■ What to produce: Compute how many lines in the entries below contain "平面PAB", and output nothing but the number.

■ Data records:
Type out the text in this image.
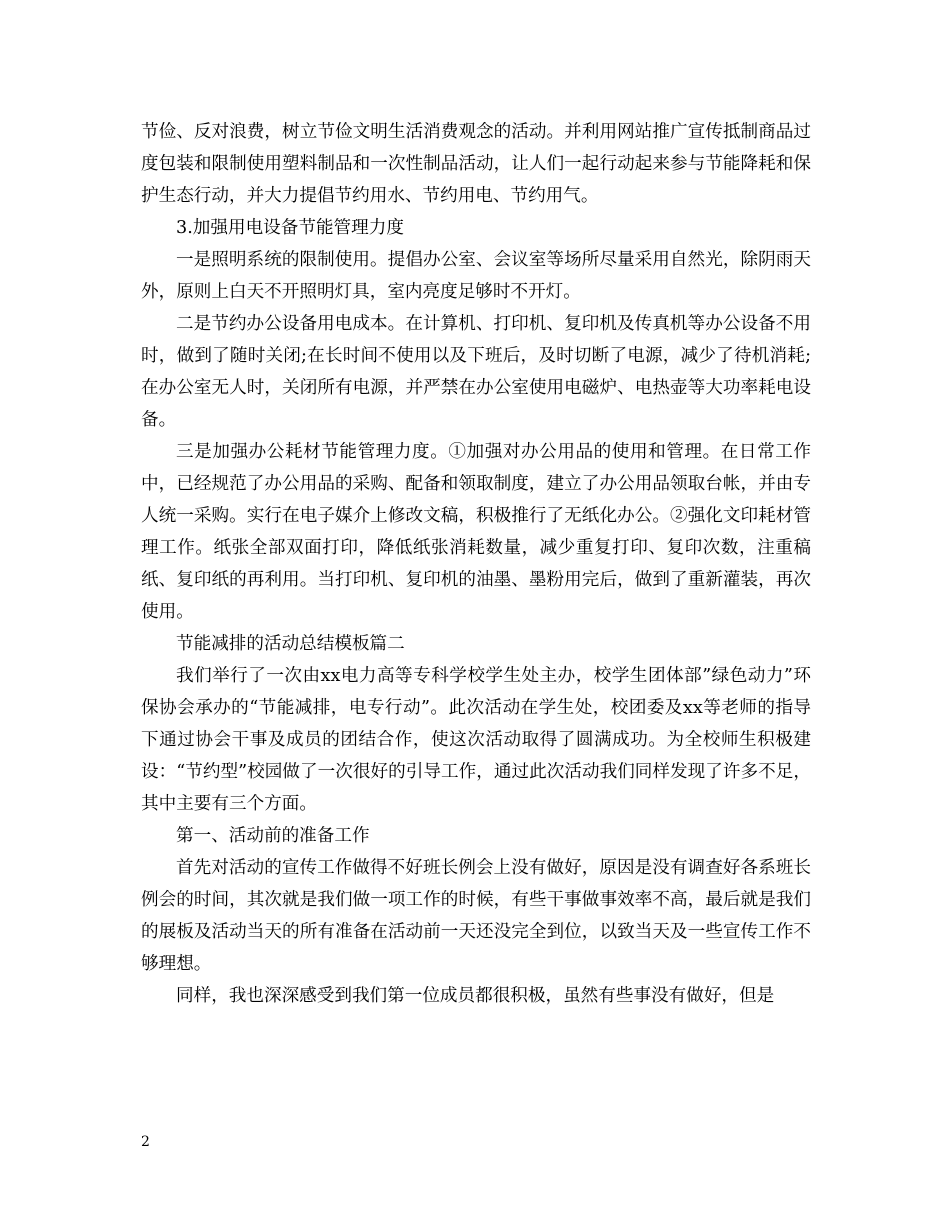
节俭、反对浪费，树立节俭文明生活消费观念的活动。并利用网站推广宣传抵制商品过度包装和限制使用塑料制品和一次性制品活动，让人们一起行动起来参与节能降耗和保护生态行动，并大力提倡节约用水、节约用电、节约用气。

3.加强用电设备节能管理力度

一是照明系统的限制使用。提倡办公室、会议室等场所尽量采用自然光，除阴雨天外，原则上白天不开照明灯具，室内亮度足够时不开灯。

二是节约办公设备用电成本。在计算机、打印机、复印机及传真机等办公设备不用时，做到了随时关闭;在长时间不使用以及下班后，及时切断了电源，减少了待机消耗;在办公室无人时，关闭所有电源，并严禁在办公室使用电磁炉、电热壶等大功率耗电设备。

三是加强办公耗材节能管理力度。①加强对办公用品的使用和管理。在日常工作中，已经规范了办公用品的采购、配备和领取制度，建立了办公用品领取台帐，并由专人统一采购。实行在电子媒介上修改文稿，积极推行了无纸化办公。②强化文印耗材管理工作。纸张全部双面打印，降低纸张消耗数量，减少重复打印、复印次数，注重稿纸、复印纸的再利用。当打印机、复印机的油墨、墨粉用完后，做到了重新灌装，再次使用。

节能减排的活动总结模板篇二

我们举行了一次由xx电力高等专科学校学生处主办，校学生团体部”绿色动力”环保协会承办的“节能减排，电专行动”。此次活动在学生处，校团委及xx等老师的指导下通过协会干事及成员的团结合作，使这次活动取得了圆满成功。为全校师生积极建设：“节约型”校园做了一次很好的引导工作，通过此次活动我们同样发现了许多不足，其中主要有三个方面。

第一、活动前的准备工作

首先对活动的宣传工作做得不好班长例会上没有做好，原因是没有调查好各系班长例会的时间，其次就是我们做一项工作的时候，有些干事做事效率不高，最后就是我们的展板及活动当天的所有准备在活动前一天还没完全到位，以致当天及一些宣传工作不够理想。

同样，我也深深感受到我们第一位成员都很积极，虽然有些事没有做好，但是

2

...

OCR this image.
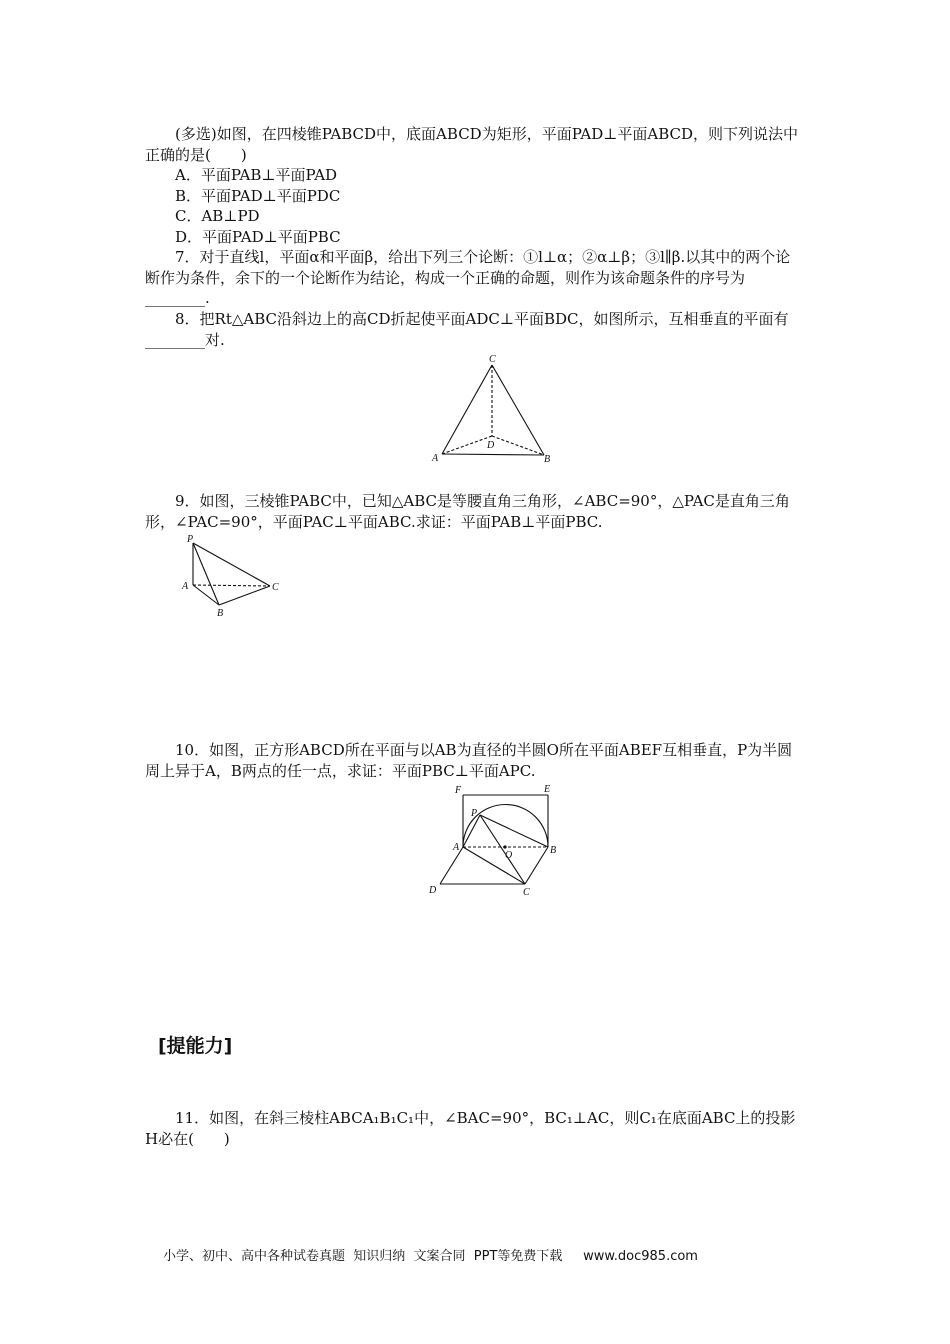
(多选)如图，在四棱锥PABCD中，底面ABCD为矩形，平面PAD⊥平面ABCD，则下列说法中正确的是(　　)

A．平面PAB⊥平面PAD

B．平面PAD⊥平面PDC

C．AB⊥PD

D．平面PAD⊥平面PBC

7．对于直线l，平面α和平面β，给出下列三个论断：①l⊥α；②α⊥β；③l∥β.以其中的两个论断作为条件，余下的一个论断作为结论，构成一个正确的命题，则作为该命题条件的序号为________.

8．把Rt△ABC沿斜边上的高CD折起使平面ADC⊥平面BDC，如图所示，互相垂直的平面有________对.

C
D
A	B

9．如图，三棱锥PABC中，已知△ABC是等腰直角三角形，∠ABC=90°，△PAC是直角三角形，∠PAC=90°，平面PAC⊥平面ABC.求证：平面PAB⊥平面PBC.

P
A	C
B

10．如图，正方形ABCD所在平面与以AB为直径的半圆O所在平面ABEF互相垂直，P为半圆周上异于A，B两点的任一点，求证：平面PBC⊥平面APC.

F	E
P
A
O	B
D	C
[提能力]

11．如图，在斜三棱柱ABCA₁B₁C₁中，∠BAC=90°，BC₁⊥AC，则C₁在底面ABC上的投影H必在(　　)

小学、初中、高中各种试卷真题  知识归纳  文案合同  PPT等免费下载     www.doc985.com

...

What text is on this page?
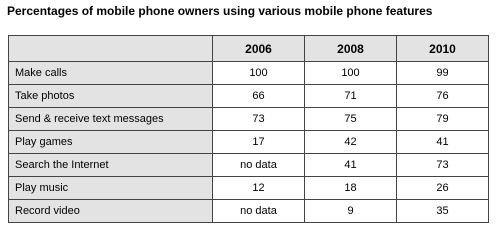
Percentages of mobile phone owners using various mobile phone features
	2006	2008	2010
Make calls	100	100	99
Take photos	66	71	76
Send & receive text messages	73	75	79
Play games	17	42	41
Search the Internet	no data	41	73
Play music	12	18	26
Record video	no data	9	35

■ Result below: 2